Bei der Ansprache österreichischer Kandidaten ist es wichtig, zu allererst eine gute Gesprächsatmosphäre zu schaffen. Das bedeutet für die erste Kontaktaufnahme, nicht gleich „mit der Tür ins Haus zu fallen“ („Haben Sie Interesse an einem interessanten Karriereangebot?“), sondern vielmehr unverbindlich zu agieren. Wichtig ist es genügend Zeit für die Kommunikation einzuplanen und keinen Druck auszuüben. Rechnen Sie mit unverbindlichen Antworten – der Österreicher möchte sich nicht gleich zu Anfang konkret festlegen, sondern die Möglichkeiten ausloten. Mit Charme und einer großer Portion Hartnäckigkeit erreichen Sie die besten Resultate. Im Unterschied zu deutschen Kandidaten legen wir Österreicher viel Wert auf unsere akademischen Titel – und möchten gerne mit diesen angesprochen werden.

ERFORDERLICHER SCHRITT 1
Erklären Sie in ein bis drei Sätzen, warum man laut dem Text über die Ansprache österreichischer Kandidaten mit unverbindlichen Antworten rechnen sollte.
ERFORDERLICHER SCHRITT 2
Schreiben Sie aus dem Text über die Ansprache österreichischer Kandidaten alles von „Bei der Ansprache“ bis hinunter zu „diesen angesprochen werden.“ wortgetreu ab.
Das Material steht in keinem Zusammenhang mit dem Text.

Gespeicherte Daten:
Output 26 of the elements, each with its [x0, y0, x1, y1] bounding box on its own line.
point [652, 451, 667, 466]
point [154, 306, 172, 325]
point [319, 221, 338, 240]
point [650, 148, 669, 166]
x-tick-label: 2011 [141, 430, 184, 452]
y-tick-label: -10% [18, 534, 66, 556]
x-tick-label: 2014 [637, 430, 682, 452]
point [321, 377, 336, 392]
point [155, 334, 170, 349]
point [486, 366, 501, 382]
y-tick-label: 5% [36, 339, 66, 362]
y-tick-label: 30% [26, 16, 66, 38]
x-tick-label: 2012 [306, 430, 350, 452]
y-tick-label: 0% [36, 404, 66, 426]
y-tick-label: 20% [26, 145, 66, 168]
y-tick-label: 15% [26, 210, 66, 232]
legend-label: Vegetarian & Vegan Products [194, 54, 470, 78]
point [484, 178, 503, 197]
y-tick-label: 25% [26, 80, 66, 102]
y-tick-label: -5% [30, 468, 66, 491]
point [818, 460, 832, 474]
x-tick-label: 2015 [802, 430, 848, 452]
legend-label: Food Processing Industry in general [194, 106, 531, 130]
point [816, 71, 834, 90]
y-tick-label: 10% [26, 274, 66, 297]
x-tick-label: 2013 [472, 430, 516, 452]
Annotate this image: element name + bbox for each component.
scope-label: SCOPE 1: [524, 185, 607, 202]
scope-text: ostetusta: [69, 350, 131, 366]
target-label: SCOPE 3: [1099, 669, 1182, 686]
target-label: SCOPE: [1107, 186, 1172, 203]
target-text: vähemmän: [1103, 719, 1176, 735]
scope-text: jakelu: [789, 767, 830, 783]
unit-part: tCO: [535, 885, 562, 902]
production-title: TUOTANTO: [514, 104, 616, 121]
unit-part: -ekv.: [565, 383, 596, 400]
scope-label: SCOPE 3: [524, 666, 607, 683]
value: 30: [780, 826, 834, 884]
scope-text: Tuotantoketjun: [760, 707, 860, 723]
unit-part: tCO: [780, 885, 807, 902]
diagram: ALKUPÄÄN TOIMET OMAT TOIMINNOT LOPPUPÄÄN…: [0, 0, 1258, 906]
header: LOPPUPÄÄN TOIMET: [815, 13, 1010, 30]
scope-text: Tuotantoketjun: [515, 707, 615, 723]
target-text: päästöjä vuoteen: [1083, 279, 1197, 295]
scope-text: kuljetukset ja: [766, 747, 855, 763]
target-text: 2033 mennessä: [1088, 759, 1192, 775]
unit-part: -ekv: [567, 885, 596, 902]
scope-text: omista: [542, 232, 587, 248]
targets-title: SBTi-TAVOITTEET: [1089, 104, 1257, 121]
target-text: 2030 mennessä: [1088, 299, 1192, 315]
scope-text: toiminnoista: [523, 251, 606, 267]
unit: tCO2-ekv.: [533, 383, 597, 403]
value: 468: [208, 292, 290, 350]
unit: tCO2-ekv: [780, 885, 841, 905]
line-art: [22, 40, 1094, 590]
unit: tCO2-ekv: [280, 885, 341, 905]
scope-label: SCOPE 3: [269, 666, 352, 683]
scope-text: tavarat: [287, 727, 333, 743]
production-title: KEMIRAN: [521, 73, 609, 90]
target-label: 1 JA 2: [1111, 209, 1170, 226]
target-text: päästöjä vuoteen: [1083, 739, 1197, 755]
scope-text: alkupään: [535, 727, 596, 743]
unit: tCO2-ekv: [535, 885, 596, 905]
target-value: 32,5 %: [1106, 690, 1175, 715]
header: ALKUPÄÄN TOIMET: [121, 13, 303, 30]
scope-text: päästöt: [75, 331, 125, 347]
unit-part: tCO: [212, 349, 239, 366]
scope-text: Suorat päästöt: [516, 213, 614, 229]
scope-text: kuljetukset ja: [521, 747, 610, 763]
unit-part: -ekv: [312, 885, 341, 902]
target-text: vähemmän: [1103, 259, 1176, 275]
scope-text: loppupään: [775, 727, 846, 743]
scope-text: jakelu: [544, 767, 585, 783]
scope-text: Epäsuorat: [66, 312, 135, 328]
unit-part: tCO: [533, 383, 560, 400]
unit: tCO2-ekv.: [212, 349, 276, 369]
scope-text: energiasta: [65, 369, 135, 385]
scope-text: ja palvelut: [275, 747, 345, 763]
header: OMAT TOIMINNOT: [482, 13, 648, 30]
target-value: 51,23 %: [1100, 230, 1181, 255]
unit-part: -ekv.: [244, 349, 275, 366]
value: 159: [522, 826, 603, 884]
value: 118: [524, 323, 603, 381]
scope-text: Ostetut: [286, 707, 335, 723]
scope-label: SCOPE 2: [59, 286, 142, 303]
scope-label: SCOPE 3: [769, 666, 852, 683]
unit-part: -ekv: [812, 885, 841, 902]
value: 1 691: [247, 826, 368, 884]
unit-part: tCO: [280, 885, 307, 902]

ERGEBNIS DER AUFGABE 1
Man sollte mit unverbindlichen Antworten rechnen, weil sich der Österreicher nicht gleich zu Anfang konkret festlegen möchte. Er will zunächst die Möglichkeiten ausloten.

ERGEBNIS DER AUFGABE 2
Bei der Ansprache österreichischer Kandidaten ist es wichtig, zu allererst eine gute Gesprächsatmosphäre zu schaffen. Das bedeutet für die erste Kontaktaufnahme, nicht gleich „mit der Tür ins Haus zu fallen“ („Haben Sie Interesse an einem interessanten Karriereangebot?“), sondern vielmehr unverbindlich zu agieren. Wichtig ist es genügend Zeit für die Kommunikation einzuplanen und keinen Druck auszuüben. Rechnen Sie mit unverbindlichen Antworten – der Österreicher möchte sich nicht gleich zu Anfang konkret festlegen, sondern die Möglichkeiten ausloten. Mit Charme und einer großer Portion Hartnäckigkeit erreichen Sie die besten Resultate. Im Unterschied zu deutschen Kandidaten legen wir Österreicher viel Wert auf unsere akademischen Titel – und möchten gerne mit diesen angesprochen werden.